DESCRIPTION OF THE TASK: Among the lines below, count those containing the word "title". Give the number only.

ENTRIES SHOWN:

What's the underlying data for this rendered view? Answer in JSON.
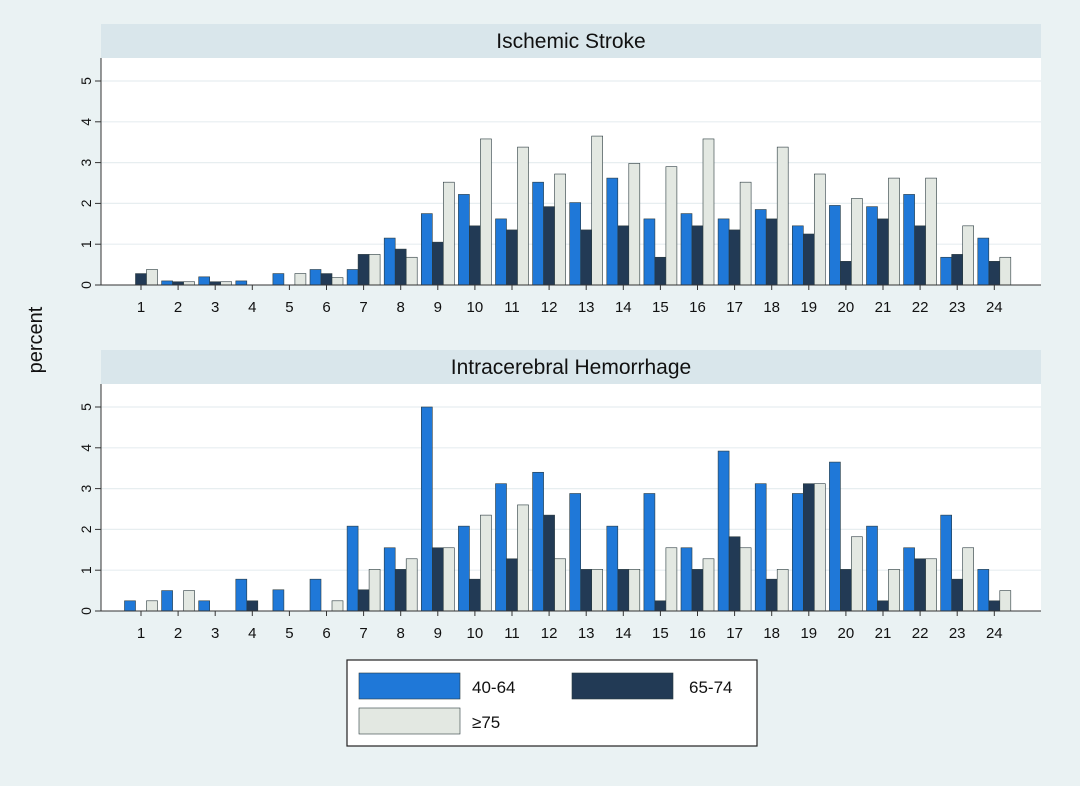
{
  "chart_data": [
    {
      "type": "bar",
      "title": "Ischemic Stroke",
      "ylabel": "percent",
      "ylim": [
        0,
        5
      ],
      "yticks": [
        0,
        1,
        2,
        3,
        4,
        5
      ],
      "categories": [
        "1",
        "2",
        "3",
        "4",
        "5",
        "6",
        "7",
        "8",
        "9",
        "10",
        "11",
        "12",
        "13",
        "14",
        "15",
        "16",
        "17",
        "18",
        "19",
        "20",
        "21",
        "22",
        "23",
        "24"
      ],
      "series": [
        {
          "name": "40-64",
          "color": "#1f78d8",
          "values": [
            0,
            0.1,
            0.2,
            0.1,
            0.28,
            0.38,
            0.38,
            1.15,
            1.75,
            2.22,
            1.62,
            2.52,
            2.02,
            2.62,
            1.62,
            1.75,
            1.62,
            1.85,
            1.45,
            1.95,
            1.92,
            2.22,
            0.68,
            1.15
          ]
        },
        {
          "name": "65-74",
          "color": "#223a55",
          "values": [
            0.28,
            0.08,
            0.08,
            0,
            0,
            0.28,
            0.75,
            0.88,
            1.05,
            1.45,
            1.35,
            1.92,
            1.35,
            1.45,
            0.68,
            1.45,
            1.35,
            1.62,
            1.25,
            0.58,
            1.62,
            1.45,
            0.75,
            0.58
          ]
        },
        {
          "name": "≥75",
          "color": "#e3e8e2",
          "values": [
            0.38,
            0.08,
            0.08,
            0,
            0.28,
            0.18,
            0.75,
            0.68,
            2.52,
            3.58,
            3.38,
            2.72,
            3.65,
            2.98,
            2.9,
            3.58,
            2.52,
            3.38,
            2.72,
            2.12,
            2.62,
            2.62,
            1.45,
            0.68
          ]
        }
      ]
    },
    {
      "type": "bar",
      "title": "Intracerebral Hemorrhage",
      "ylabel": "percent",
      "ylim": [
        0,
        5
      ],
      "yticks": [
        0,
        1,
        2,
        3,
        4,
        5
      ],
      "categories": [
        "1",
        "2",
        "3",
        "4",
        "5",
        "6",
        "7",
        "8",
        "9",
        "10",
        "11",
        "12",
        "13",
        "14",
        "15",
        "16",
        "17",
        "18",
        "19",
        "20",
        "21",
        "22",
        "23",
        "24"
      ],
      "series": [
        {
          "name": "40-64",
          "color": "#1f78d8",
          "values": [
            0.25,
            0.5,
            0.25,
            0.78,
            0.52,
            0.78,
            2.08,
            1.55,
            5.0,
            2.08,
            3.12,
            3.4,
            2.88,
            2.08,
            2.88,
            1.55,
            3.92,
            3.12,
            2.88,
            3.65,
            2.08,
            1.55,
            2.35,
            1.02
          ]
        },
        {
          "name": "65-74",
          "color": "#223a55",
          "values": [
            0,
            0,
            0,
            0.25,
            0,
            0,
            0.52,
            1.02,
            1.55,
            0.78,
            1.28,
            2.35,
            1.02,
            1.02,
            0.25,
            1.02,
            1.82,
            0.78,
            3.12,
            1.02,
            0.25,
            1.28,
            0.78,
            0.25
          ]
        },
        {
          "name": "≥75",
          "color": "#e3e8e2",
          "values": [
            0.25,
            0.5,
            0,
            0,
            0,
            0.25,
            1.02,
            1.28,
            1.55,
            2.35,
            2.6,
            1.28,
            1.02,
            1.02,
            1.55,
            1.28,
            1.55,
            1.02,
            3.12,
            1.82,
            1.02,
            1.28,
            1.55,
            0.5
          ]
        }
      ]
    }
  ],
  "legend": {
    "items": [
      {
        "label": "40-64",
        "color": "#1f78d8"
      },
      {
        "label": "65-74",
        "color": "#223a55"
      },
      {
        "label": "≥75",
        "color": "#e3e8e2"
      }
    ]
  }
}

ANSWER IN FULL: 2